- [DATA EXCERPTS]
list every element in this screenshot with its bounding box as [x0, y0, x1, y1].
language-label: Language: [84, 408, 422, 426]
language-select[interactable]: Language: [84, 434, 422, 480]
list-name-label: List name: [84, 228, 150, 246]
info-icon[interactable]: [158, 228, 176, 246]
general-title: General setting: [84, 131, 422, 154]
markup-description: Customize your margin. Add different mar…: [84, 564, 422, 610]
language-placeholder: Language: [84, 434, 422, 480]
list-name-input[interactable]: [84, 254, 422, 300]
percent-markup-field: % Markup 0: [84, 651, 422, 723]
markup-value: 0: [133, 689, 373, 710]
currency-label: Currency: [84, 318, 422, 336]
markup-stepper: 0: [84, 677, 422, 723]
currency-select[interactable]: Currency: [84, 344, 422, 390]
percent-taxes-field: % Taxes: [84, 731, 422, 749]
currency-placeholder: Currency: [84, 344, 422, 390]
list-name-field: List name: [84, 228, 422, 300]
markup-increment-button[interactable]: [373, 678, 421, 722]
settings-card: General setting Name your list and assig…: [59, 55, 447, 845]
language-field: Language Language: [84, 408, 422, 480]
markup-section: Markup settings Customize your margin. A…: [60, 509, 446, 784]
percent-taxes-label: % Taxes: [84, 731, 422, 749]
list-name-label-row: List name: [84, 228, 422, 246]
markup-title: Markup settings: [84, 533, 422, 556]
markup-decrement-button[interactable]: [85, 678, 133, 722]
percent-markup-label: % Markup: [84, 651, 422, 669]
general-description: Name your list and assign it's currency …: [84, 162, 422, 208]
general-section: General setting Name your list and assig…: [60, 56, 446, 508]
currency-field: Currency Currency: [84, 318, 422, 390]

- [TO DO]
Extract every line of the data above and reproduce each one without any changes.

- [FINISHED ANSWER]
list every element in this screenshot with its bounding box as [x0, y0, x1, y1].
language-label: Language: [84, 408, 422, 426]
language-select[interactable]: Language: [84, 434, 422, 480]
list-name-label: List name: [84, 228, 150, 246]
info-icon[interactable]: [158, 228, 176, 246]
general-title: General setting: [84, 131, 422, 154]
markup-description: Customize your margin. Add different mar…: [84, 564, 422, 610]
language-placeholder: Language: [84, 434, 422, 480]
list-name-input[interactable]: [84, 254, 422, 300]
percent-markup-field: % Markup 0: [84, 651, 422, 723]
markup-value: 0: [133, 689, 373, 710]
currency-label: Currency: [84, 318, 422, 336]
markup-stepper: 0: [84, 677, 422, 723]
currency-select[interactable]: Currency: [84, 344, 422, 390]
percent-taxes-field: % Taxes: [84, 731, 422, 749]
currency-placeholder: Currency: [84, 344, 422, 390]
list-name-field: List name: [84, 228, 422, 300]
markup-increment-button[interactable]: [373, 678, 421, 722]
settings-card: General setting Name your list and assig…: [59, 55, 447, 845]
language-field: Language Language: [84, 408, 422, 480]
markup-section: Markup settings Customize your margin. A…: [60, 509, 446, 784]
percent-taxes-label: % Taxes: [84, 731, 422, 749]
list-name-label-row: List name: [84, 228, 422, 246]
markup-title: Markup settings: [84, 533, 422, 556]
markup-decrement-button[interactable]: [85, 678, 133, 722]
percent-markup-label: % Markup: [84, 651, 422, 669]
general-description: Name your list and assign it's currency …: [84, 162, 422, 208]
general-section: General setting Name your list and assig…: [60, 56, 446, 508]
currency-field: Currency Currency: [84, 318, 422, 390]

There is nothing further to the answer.